---- Task data

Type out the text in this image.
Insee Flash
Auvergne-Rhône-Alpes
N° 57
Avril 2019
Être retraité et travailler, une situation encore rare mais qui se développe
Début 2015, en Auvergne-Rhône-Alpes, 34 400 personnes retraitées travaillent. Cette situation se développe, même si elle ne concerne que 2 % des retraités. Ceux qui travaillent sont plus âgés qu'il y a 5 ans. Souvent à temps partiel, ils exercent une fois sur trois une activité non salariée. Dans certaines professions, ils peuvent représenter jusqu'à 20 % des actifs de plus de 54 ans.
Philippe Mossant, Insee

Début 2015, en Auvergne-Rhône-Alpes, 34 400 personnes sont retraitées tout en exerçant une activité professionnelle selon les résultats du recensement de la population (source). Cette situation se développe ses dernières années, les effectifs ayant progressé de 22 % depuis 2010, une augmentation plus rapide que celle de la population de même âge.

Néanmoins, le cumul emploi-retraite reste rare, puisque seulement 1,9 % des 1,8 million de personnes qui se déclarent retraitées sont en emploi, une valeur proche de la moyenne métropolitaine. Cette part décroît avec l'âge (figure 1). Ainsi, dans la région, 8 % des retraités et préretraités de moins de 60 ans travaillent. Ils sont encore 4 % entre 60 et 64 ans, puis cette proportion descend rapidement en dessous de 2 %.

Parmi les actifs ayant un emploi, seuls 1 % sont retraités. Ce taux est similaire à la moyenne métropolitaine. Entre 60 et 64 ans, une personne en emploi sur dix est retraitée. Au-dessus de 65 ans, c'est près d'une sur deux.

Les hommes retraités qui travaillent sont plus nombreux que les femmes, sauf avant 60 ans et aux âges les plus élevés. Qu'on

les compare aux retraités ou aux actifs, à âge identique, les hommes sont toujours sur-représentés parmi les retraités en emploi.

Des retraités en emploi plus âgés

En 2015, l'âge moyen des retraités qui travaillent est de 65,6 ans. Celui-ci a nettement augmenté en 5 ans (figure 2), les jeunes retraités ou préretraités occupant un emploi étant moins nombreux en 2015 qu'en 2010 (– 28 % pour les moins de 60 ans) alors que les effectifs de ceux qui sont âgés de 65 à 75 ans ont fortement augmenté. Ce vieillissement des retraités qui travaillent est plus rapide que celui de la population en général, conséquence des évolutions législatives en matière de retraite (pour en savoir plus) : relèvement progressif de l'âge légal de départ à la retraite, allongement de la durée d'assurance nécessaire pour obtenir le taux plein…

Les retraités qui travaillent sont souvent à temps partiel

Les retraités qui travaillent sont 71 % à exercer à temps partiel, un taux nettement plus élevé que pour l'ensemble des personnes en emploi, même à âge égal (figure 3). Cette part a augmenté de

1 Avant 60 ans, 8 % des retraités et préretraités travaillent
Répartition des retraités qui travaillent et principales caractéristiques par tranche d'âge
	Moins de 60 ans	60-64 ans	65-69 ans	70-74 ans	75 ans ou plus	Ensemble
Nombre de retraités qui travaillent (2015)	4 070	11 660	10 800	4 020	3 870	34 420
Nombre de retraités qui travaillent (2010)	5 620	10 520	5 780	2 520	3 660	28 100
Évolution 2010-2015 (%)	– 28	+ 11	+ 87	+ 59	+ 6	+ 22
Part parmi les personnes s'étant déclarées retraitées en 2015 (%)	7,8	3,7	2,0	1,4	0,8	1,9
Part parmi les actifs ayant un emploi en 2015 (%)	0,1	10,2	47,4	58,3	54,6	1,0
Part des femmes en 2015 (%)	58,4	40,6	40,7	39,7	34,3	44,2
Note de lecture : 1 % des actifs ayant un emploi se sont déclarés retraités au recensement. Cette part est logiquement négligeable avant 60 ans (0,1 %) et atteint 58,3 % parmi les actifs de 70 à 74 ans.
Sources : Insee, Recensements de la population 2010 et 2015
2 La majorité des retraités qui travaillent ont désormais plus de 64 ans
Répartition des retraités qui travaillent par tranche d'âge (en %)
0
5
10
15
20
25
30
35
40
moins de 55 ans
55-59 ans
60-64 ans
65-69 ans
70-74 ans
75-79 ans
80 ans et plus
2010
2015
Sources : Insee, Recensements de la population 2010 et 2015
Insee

--------
---- Task data

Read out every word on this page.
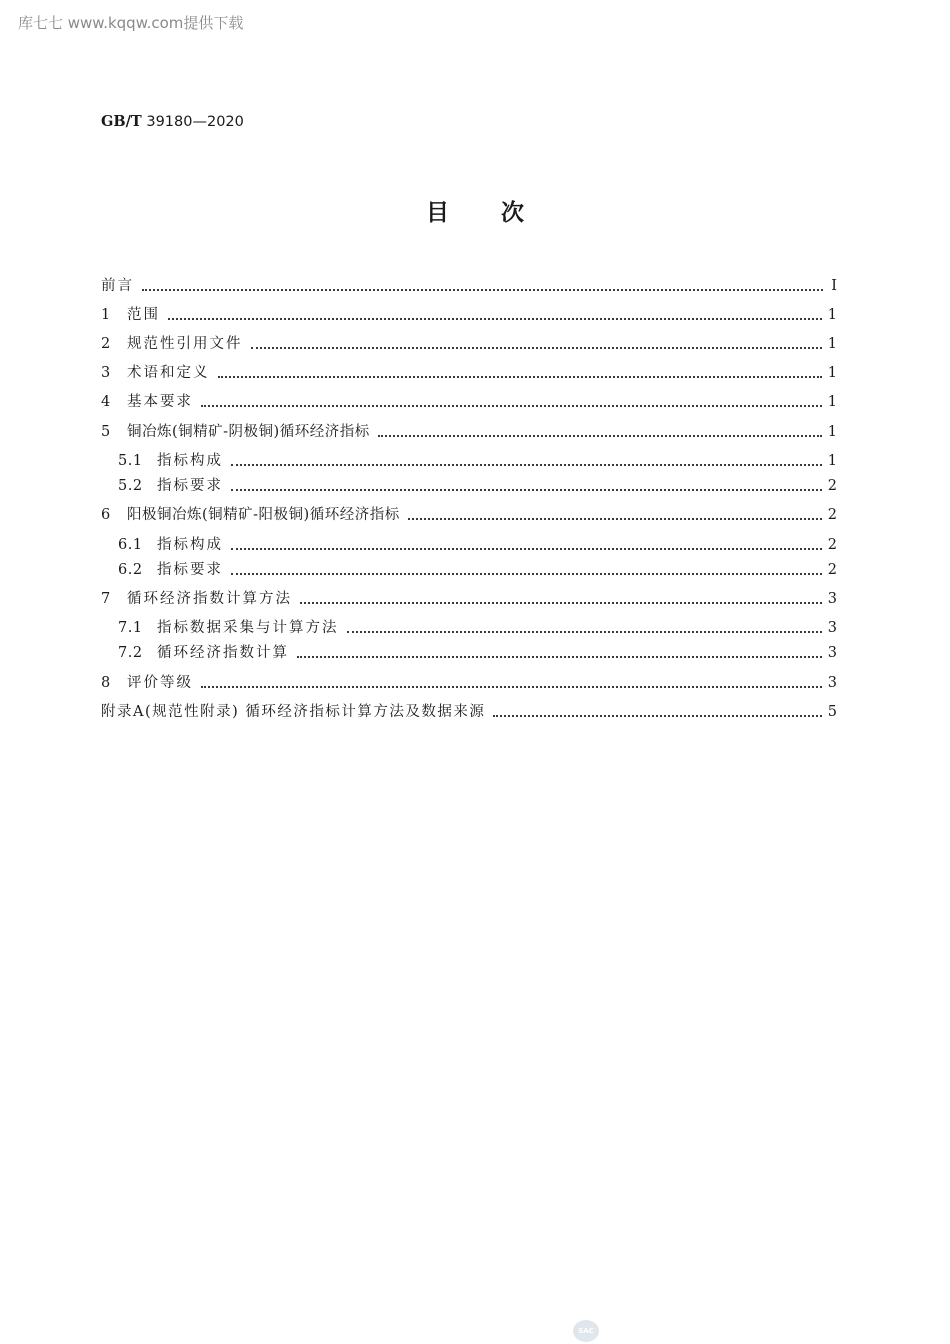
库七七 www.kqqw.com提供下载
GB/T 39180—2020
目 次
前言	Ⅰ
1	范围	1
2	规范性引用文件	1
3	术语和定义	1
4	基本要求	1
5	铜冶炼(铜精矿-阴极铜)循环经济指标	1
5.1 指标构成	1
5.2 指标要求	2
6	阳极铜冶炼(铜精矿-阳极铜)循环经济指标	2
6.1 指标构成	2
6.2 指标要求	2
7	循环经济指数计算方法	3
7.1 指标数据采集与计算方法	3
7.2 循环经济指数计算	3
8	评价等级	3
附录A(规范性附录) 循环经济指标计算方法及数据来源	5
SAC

--------

* Given exercise *
Scan the material and collect every line that contains "Insee".

* Full output *
Insee Flash
Philippe Mossant, Insee
Sources : Insee, Recensements de la population 2010 et 2015
Sources : Insee, Recensements de la population 2010 et 2015
Insee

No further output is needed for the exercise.